- _What is required_
Present the following entries again, word for word and in full.

--- Start of Task input ---

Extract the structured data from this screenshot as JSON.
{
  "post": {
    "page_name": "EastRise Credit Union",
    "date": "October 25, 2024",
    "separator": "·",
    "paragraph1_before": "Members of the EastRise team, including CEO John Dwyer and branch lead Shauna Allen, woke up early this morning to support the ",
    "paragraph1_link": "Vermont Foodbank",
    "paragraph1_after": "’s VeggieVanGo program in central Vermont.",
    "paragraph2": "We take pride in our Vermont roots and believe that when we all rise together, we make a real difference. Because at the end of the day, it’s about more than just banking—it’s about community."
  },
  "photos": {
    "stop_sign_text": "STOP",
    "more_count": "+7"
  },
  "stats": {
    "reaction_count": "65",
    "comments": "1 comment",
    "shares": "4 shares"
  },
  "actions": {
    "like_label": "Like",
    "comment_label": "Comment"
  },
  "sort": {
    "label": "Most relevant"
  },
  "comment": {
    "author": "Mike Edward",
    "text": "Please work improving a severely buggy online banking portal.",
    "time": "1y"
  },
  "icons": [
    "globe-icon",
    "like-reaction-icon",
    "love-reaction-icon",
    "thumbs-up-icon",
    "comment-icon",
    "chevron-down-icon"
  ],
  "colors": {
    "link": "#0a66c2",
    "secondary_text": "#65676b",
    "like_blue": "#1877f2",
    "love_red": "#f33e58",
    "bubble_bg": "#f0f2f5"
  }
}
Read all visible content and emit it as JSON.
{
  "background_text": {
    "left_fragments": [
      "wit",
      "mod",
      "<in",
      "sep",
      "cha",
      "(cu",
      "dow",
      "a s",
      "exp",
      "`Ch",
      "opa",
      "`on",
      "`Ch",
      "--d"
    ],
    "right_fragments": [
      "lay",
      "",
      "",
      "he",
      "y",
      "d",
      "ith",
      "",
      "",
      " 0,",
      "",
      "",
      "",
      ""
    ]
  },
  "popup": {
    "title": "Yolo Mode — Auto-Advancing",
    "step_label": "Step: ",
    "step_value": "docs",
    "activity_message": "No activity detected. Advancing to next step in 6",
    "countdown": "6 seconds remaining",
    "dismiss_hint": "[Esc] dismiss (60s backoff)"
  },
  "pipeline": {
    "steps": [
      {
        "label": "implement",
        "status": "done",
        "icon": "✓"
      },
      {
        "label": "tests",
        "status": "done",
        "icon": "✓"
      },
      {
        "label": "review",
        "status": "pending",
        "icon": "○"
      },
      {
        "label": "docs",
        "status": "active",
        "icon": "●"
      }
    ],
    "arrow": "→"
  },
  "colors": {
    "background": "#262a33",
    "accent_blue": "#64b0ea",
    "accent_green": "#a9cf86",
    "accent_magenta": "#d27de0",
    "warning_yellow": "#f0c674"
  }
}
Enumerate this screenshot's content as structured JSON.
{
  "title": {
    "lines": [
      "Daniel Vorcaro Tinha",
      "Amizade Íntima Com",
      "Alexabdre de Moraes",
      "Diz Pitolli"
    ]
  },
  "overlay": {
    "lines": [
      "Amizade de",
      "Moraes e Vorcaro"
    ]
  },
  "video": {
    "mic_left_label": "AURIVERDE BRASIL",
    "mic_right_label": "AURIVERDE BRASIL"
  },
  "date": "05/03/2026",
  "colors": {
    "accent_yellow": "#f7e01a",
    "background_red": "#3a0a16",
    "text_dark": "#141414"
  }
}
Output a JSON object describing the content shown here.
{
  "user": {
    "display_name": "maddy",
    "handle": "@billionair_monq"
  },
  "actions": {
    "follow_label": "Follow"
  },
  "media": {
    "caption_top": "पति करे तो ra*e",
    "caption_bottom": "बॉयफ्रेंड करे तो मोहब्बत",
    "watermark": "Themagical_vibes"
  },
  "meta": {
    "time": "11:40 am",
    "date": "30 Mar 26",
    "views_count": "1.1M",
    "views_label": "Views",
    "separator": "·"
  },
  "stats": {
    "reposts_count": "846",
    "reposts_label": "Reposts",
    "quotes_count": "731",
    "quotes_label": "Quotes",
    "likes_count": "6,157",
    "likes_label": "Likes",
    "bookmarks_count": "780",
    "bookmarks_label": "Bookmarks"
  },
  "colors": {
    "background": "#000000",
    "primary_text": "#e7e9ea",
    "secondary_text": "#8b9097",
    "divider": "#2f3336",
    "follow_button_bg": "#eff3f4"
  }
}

--- End of Task input ---

- _Exercise result_
Extract the structured data from this screenshot as JSON.
{
  "post": {
    "page_name": "EastRise Credit Union",
    "date": "October 25, 2024",
    "separator": "·",
    "paragraph1_before": "Members of the EastRise team, including CEO John Dwyer and branch lead Shauna Allen, woke up early this morning to support the ",
    "paragraph1_link": "Vermont Foodbank",
    "paragraph1_after": "’s VeggieVanGo program in central Vermont.",
    "paragraph2": "We take pride in our Vermont roots and believe that when we all rise together, we make a real difference. Because at the end of the day, it’s about more than just banking—it’s about community."
  },
  "photos": {
    "stop_sign_text": "STOP",
    "more_count": "+7"
  },
  "stats": {
    "reaction_count": "65",
    "comments": "1 comment",
    "shares": "4 shares"
  },
  "actions": {
    "like_label": "Like",
    "comment_label": "Comment"
  },
  "sort": {
    "label": "Most relevant"
  },
  "comment": {
    "author": "Mike Edward",
    "text": "Please work improving a severely buggy online banking portal.",
    "time": "1y"
  },
  "icons": [
    "globe-icon",
    "like-reaction-icon",
    "love-reaction-icon",
    "thumbs-up-icon",
    "comment-icon",
    "chevron-down-icon"
  ],
  "colors": {
    "link": "#0a66c2",
    "secondary_text": "#65676b",
    "like_blue": "#1877f2",
    "love_red": "#f33e58",
    "bubble_bg": "#f0f2f5"
  }
}
Read all visible content and emit it as JSON.
{
  "background_text": {
    "left_fragments": [
      "wit",
      "mod",
      "<in",
      "sep",
      "cha",
      "(cu",
      "dow",
      "a s",
      "exp",
      "`Ch",
      "opa",
      "`on",
      "`Ch",
      "--d"
    ],
    "right_fragments": [
      "lay",
      "",
      "",
      "he",
      "y",
      "d",
      "ith",
      "",
      "",
      " 0,",
      "",
      "",
      "",
      ""
    ]
  },
  "popup": {
    "title": "Yolo Mode — Auto-Advancing",
    "step_label": "Step: ",
    "step_value": "docs",
    "activity_message": "No activity detected. Advancing to next step in 6",
    "countdown": "6 seconds remaining",
    "dismiss_hint": "[Esc] dismiss (60s backoff)"
  },
  "pipeline": {
    "steps": [
      {
        "label": "implement",
        "status": "done",
        "icon": "✓"
      },
      {
        "label": "tests",
        "status": "done",
        "icon": "✓"
      },
      {
        "label": "review",
        "status": "pending",
        "icon": "○"
      },
      {
        "label": "docs",
        "status": "active",
        "icon": "●"
      }
    ],
    "arrow": "→"
  },
  "colors": {
    "background": "#262a33",
    "accent_blue": "#64b0ea",
    "accent_green": "#a9cf86",
    "accent_magenta": "#d27de0",
    "warning_yellow": "#f0c674"
  }
}
Enumerate this screenshot's content as structured JSON.
{
  "title": {
    "lines": [
      "Daniel Vorcaro Tinha",
      "Amizade Íntima Com",
      "Alexabdre de Moraes",
      "Diz Pitolli"
    ]
  },
  "overlay": {
    "lines": [
      "Amizade de",
      "Moraes e Vorcaro"
    ]
  },
  "video": {
    "mic_left_label": "AURIVERDE BRASIL",
    "mic_right_label": "AURIVERDE BRASIL"
  },
  "date": "05/03/2026",
  "colors": {
    "accent_yellow": "#f7e01a",
    "background_red": "#3a0a16",
    "text_dark": "#141414"
  }
}
Output a JSON object describing the content shown here.
{
  "user": {
    "display_name": "maddy",
    "handle": "@billionair_monq"
  },
  "actions": {
    "follow_label": "Follow"
  },
  "media": {
    "caption_top": "पति करे तो ra*e",
    "caption_bottom": "बॉयफ्रेंड करे तो मोहब्बत",
    "watermark": "Themagical_vibes"
  },
  "meta": {
    "time": "11:40 am",
    "date": "30 Mar 26",
    "views_count": "1.1M",
    "views_label": "Views",
    "separator": "·"
  },
  "stats": {
    "reposts_count": "846",
    "reposts_label": "Reposts",
    "quotes_count": "731",
    "quotes_label": "Quotes",
    "likes_count": "6,157",
    "likes_label": "Likes",
    "bookmarks_count": "780",
    "bookmarks_label": "Bookmarks"
  },
  "colors": {
    "background": "#000000",
    "primary_text": "#e7e9ea",
    "secondary_text": "#8b9097",
    "divider": "#2f3336",
    "follow_button_bg": "#eff3f4"
  }
}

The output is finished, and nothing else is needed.